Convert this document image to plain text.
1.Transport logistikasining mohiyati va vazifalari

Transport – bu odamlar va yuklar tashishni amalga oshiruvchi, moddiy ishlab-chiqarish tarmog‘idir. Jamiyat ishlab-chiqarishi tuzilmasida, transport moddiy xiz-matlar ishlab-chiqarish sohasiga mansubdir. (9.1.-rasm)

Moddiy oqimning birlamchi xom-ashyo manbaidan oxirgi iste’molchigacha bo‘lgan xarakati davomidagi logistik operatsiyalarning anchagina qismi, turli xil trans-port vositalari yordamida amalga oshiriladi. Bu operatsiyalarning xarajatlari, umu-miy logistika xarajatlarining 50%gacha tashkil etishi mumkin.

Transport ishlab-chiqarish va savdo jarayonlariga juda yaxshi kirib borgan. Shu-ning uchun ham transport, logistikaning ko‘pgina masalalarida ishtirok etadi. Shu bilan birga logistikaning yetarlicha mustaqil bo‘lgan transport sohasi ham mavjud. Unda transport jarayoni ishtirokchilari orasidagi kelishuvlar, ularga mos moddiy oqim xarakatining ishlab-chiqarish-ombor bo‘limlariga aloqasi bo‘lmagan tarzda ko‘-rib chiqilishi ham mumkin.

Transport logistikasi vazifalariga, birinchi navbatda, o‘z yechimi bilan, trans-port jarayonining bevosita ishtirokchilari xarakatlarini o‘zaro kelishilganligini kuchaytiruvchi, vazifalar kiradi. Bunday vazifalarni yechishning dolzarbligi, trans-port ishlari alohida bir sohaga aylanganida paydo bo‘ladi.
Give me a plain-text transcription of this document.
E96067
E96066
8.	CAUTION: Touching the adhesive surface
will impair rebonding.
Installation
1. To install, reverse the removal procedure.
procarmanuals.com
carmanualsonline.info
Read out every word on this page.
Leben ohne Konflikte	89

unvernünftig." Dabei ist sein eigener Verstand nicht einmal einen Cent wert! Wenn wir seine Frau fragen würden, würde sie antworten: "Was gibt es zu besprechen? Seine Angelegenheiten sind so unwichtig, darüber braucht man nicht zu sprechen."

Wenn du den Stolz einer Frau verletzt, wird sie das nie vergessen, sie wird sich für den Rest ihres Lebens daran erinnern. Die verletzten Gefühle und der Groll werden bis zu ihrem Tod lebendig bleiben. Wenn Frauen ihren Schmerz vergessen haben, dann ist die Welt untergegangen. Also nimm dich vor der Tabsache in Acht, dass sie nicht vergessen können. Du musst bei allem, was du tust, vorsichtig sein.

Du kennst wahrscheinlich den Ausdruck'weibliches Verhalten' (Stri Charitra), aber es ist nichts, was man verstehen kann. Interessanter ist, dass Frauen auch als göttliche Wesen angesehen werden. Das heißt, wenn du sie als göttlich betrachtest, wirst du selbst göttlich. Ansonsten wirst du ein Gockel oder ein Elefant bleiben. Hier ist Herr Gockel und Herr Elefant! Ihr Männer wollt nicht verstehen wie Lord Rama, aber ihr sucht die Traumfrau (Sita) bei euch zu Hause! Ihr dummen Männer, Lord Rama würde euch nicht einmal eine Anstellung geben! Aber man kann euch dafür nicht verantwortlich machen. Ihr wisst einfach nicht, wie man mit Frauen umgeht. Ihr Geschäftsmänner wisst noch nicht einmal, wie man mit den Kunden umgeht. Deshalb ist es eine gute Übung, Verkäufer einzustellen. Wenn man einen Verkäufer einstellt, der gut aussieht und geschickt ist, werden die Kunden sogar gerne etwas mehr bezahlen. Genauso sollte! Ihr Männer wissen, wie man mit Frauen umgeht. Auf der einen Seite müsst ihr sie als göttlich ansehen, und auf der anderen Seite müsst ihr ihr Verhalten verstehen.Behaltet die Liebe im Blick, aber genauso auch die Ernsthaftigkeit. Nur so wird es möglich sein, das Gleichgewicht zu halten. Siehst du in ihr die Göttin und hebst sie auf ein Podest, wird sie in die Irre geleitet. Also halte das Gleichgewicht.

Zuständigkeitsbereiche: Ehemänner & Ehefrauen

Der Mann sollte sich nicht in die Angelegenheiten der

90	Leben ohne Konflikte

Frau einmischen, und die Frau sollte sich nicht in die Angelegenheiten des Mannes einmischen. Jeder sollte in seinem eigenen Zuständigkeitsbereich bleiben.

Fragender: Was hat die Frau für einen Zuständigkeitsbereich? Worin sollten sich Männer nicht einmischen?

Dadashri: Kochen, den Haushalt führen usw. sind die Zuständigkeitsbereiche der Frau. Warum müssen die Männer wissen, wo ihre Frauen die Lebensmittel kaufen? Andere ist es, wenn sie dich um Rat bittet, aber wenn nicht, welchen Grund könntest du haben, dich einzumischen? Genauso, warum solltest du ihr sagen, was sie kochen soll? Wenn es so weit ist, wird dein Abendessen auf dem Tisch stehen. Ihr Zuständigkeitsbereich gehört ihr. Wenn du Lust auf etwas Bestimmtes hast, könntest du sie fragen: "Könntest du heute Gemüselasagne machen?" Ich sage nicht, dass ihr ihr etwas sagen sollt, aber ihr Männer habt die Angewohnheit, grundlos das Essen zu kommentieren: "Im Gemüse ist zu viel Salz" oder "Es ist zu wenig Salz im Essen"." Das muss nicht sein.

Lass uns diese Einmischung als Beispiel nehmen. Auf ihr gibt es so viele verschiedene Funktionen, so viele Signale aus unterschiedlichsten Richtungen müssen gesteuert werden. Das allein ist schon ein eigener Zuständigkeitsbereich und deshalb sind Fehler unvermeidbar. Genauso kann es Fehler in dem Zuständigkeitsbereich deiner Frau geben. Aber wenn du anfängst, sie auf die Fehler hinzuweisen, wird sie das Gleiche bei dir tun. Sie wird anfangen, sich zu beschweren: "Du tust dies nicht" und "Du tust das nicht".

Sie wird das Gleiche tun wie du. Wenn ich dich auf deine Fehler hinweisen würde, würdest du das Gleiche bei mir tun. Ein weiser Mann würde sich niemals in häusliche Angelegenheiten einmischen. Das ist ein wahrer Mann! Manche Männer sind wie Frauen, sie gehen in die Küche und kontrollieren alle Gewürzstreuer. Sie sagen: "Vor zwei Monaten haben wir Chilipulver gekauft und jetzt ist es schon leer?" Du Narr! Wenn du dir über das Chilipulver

WORK TO BE COMPLETED: Collect the lines that hold "document".

SOLUTION TO THIS PROBLEM:
Convert this document image to plain text.
Give me a plain-text transcription of this document.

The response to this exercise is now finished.